Give the listing again character for character, but drop the images.

START Dataset extract

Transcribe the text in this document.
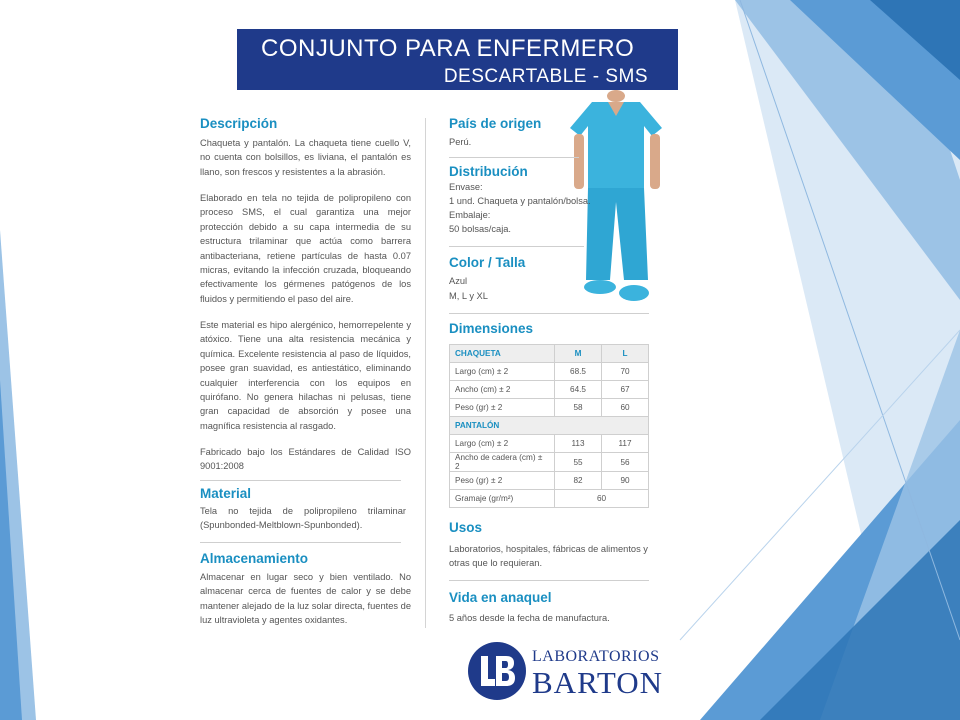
CONJUNTO PARA ENFERMERO
DESCARTABLE - SMS
Descripción
Chaqueta y pantalón. La chaqueta tiene cuello V, no cuenta con bolsillos, es liviana, el pantalón es llano, son frescos y resistentes a la abrasión.
Elaborado en tela no tejida de polipropileno con proceso SMS, el cual garantiza una mejor protección debido a su capa intermedia de su estructura trilaminar que actúa como barrera antibacteriana, retiene partículas de hasta 0.07 micras, evitando la infección cruzada, bloqueando efectivamente los gérmenes patógenos de los fluidos y permitiendo el paso del aire.
Este material es hipo alergénico, hemorrepelente y atóxico. Tiene una alta resistencia mecánica y química. Excelente resistencia al paso de líquidos, posee gran suavidad, es antiestático, eliminando cualquier interferencia con los equipos en quirófano. No genera hilachas ni pelusas, tiene gran capacidad de absorción y posee una magnífica resistencia al rasgado.
Fabricado bajo los Estándares de Calidad ISO 9001:2008
Material
Tela no tejida de polipropileno trilaminar (Spunbonded-Meltblown-Spunbonded).
Almacenamiento
Almacenar en lugar seco y bien ventilado. No almacenar cerca de fuentes de calor y se debe mantener alejado de la luz solar directa, fuentes de luz ultravioleta y agentes oxidantes.
País de origen
Perú.
Distribución
Envase:
1 und. Chaqueta y pantalón/bolsa.
Embalaje:
50 bolsas/caja.
Color / Talla
Azul
M, L y XL
Dimensiones
CHAQUETA	M	L
Largo (cm) ± 2	68.5	70
Ancho (cm) ± 2	64.5	67
Peso (gr) ± 2	58	60
PANTALÓN		
Largo (cm) ± 2	113	117
Ancho de cadera (cm) ± 2	55	56
Peso (gr) ± 2	82	90
Gramaje (gr/m²)	60	
Usos
Laboratorios, hospitales, fábricas de alimentos y otras que lo requieran.
Vida en anaquel
5 años desde la fecha de manufactura.
LABORATORIOS
BARTON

END Dataset extract

→ **Result for this exercise**
Transcribe the text in this document.
CONJUNTO PARA ENFERMERO
DESCARTABLE - SMS
Descripción
Chaqueta y pantalón. La chaqueta tiene cuello V, no cuenta con bolsillos, es liviana, el pantalón es llano, son frescos y resistentes a la abrasión.
Elaborado en tela no tejida de polipropileno con proceso SMS, el cual garantiza una mejor protección debido a su capa intermedia de su estructura trilaminar que actúa como barrera antibacteriana, retiene partículas de hasta 0.07 micras, evitando la infección cruzada, bloqueando efectivamente los gérmenes patógenos de los fluidos y permitiendo el paso del aire.
Este material es hipo alergénico, hemorrepelente y atóxico. Tiene una alta resistencia mecánica y química. Excelente resistencia al paso de líquidos, posee gran suavidad, es antiestático, eliminando cualquier interferencia con los equipos en quirófano. No genera hilachas ni pelusas, tiene gran capacidad de absorción y posee una magnífica resistencia al rasgado.
Fabricado bajo los Estándares de Calidad ISO 9001:2008
Material
Tela no tejida de polipropileno trilaminar (Spunbonded-Meltblown-Spunbonded).
Almacenamiento
Almacenar en lugar seco y bien ventilado. No almacenar cerca de fuentes de calor y se debe mantener alejado de la luz solar directa, fuentes de luz ultravioleta y agentes oxidantes.
País de origen
Perú.
Distribución
Envase:
1 und. Chaqueta y pantalón/bolsa.
Embalaje:
50 bolsas/caja.
Color / Talla
Azul
M, L y XL
Dimensiones
CHAQUETA	M	L
Largo (cm) ± 2	68.5	70
Ancho (cm) ± 2	64.5	67
Peso (gr) ± 2	58	60
PANTALÓN		
Largo (cm) ± 2	113	117
Ancho de cadera (cm) ± 2	55	56
Peso (gr) ± 2	82	90
Gramaje (gr/m²)	60	
Usos
Laboratorios, hospitales, fábricas de alimentos y otras que lo requieran.
Vida en anaquel
5 años desde la fecha de manufactura.
LABORATORIOS
BARTON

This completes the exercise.